TEXT BLOCK:
• • • •
Where 'golden tiles on my rooftop' glow
Forming one of Bombay's earliest ethno-religious communities, East Indian villagers in and around Bandra get ready to celebrate the September 8 Feast of the Basilica of Our Lady of the Mount
Once there were green fields kissed by the sun," declared Fr Larry Pereira, in Explorer, the Bombay Local History Society magazine. The late priest's account lauded the lush southwest seclusion of Salsette Island. Paddy fields, vegetable patches and coconut groves, called oarts, sparkled on the slopes of Bandra's hills—Mount Mary and Pali.
Some years before I set off exploring Bandra's villages this time round, Fr Larry had walked me through his ancestral Ranwar. He explained how abundant agricultural acres, fruit orchards and saltpans sprouted villages called gaothans. Inhabitants of over 15 from 25 of these were farmers, the rest toddy tappers, potters and fishermen selling anna-worth pomfrets which were dried, fried, pickled or curried.
Some crosses and grottos familiarly refer to the residents of East Indian cottages these were raised beside. Pics/Pradeep Dhivar
Villages like Ranwar, Boran, Pali, Chuim, Chimbai, Sherly and Rajan were exclusively East Indian. From the 15th and 16th centuries, Franciscan and Jesuit missionaries embarked on conversions in rural Salsette. Those calling themselves "East Indians" did not want the British government to confuse "native settlers" like themselves with Christians from Goa, Kerala and Karnataka. These cultivators turned English-educated landowners, clerks and officers with shipping companies. Asserting a distinct identity, they formed the Bombay East Indian Association in 1887. A post-war building boom accommodated more migrants, some of whose attics still store harvesting implements, chintzy crockery and even the remnant of a Greek monograph on Christ.
"Best to say we're Maharashtrian Catholics," laughs retired banker Cecy Drego, agreeing too many ask, mystified, "Who are East Indians?" Stepping out of low-roofed Cottage No. 55 in Pali, spilling with plants that curtain it green, she shouts "Tutu! Tutu!" Till Titus Fernandes, from No. 16 appears. He and his sister Jean are descendants of Marol landowners shifting here in the 1930s.
Scene in a typical Ranwar village courtyard. The Portuguese-influenced domestic architecture of homes like this is fast falling off the city map. Pic/Gitanjali Mehta Anand
That was when residents hopped on to the solitary bus plying the village green from Pali Naka to the train station. Chuim had only one car, Uncle Alfie's jalopy nicknamed Valkee by children. They declined rides in it, preferring to run on paths that hid courting couples on Sherly-Rajan beach sands and Danda Green’s 9-hole golf course.
• • • •
ENTRIES SHOWN:
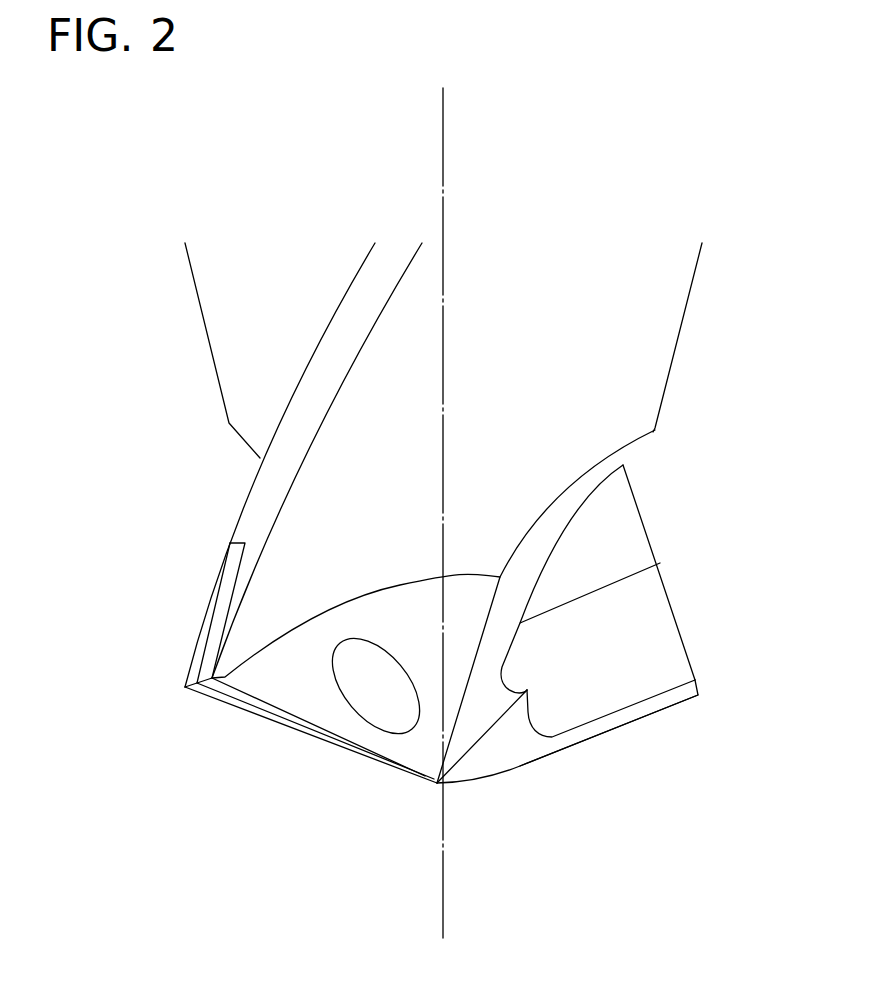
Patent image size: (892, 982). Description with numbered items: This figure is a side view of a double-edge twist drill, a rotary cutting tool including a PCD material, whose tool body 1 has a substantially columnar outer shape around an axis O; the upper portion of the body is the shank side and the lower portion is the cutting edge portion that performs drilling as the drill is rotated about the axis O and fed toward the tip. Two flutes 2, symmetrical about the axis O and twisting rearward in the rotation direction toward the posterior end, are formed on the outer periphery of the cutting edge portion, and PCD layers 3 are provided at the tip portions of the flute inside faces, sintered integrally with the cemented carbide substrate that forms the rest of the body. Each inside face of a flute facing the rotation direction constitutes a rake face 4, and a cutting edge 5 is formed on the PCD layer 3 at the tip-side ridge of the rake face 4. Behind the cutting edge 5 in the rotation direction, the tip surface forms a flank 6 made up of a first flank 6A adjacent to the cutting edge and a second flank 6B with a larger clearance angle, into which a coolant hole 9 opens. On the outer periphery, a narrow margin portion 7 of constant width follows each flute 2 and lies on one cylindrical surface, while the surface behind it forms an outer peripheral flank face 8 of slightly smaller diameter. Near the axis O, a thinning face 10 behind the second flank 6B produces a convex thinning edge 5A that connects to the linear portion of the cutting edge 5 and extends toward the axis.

The axis O is at (445, 122).
The tool body 1 is at (129, 248).
The flute 2 is at (216, 462).
The PCD layer 3 is at (250, 714).
The rake face 4 is at (603, 634).
The cutting edge 5 is at (277, 733).
The thinning edge 5A is at (483, 780).
The flank 6 is at (315, 784).
The first flank 6A is at (308, 729).
The second flank 6B is at (358, 732).
The margin portion 7 is at (250, 520).
The outer peripheral flank face 8 is at (558, 352).
The coolant hole 9 is at (390, 707).
The thinning face 10 is at (528, 563).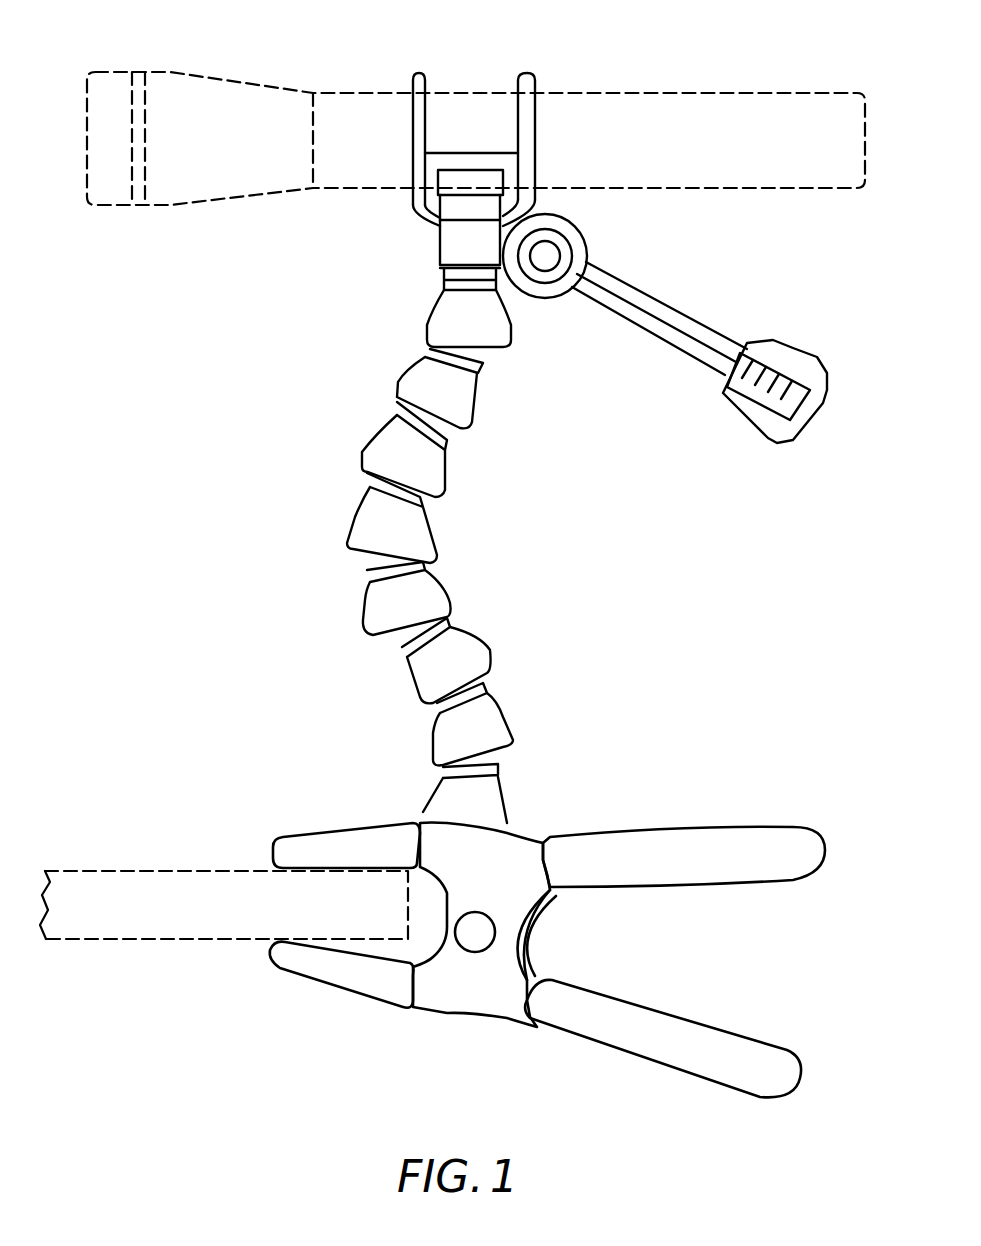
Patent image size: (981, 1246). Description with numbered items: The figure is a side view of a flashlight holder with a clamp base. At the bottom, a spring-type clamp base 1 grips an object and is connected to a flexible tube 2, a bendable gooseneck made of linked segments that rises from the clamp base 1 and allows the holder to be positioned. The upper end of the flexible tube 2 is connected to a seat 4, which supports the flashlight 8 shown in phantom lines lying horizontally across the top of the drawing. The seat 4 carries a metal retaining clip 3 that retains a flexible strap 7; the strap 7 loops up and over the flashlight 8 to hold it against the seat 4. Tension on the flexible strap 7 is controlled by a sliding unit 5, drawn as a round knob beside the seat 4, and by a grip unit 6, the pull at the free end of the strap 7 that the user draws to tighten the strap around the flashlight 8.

The clamp base 1 is at (756, 824).
The flexible tube 2 is at (336, 541).
The retaining clip 3 is at (462, 248).
The seat 4 is at (438, 163).
The sliding unit 5 is at (604, 240).
The grip unit 6 is at (768, 428).
The flexible strap 7 is at (658, 332).
The flashlight 8 is at (787, 163).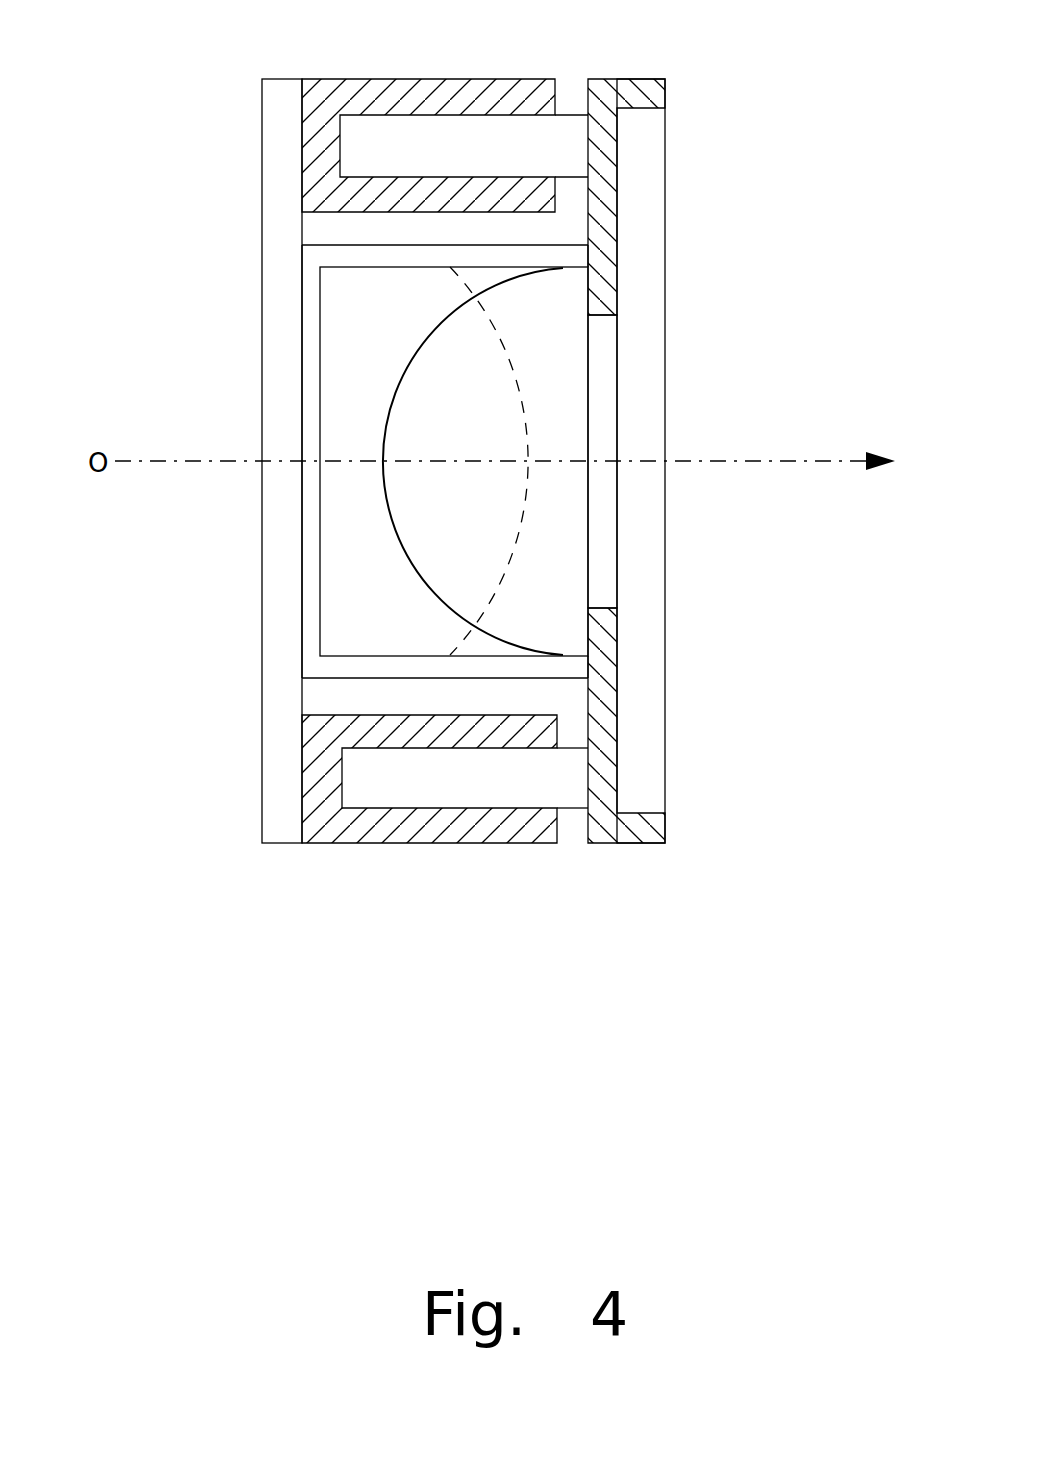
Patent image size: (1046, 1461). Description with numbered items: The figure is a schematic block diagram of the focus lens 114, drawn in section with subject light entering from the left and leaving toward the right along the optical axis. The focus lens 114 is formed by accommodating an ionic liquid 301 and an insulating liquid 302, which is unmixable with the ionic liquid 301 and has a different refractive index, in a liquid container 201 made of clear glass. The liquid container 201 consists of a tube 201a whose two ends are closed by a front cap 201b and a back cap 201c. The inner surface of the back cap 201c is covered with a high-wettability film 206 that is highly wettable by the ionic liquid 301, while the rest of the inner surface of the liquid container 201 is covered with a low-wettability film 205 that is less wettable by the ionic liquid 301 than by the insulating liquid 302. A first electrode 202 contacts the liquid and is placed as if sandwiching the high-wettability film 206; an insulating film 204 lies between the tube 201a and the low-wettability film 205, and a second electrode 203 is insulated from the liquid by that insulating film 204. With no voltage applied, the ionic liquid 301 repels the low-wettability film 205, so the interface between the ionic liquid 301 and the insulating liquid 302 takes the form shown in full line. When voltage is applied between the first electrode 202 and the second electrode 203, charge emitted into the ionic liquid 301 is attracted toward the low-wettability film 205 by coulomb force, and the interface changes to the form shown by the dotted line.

The focus lens 114 is at (163, 166).
The liquid container 201 is at (698, 920).
The tube 201a is at (482, 845).
The cap 201b is at (282, 845).
The cap 201c is at (653, 787).
The first electrode 202 is at (645, 87).
The second electrode 203 is at (327, 92).
The insulating film 204 is at (565, 207).
The low-wettability film 205 is at (562, 258).
The high-wettability film 206 is at (605, 508).
The ionic liquid 301 is at (560, 562).
The insulating liquid 302 is at (365, 625).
• • • •
GOAL OF THE EXERCISE:
Reproduce word for word the stretch of the article on Bandra's East Indian villages from "Some crosses and" through "monograph on Christ.".

EXERCISE SOLUTION:
Some crosses and grottos familiarly refer to the residents of East Indian cottages these were raised beside. Pics/Pradeep Dhivar
Villages like Ranwar, Boran, Pali, Chuim, Chimbai, Sherly and Rajan were exclusively East Indian. From the 15th and 16th centuries, Franciscan and Jesuit missionaries embarked on conversions in rural Salsette. Those calling themselves "East Indians" did not want the British government to confuse "native settlers" like themselves with Christians from Goa, Kerala and Karnataka. These cultivators turned English-educated landowners, clerks and officers with shipping companies. Asserting a distinct identity, they formed the Bombay East Indian Association in 1887. A post-war building boom accommodated more migrants, some of whose attics still store harvesting implements, chintzy crockery and even the remnant of a Greek monograph on Christ.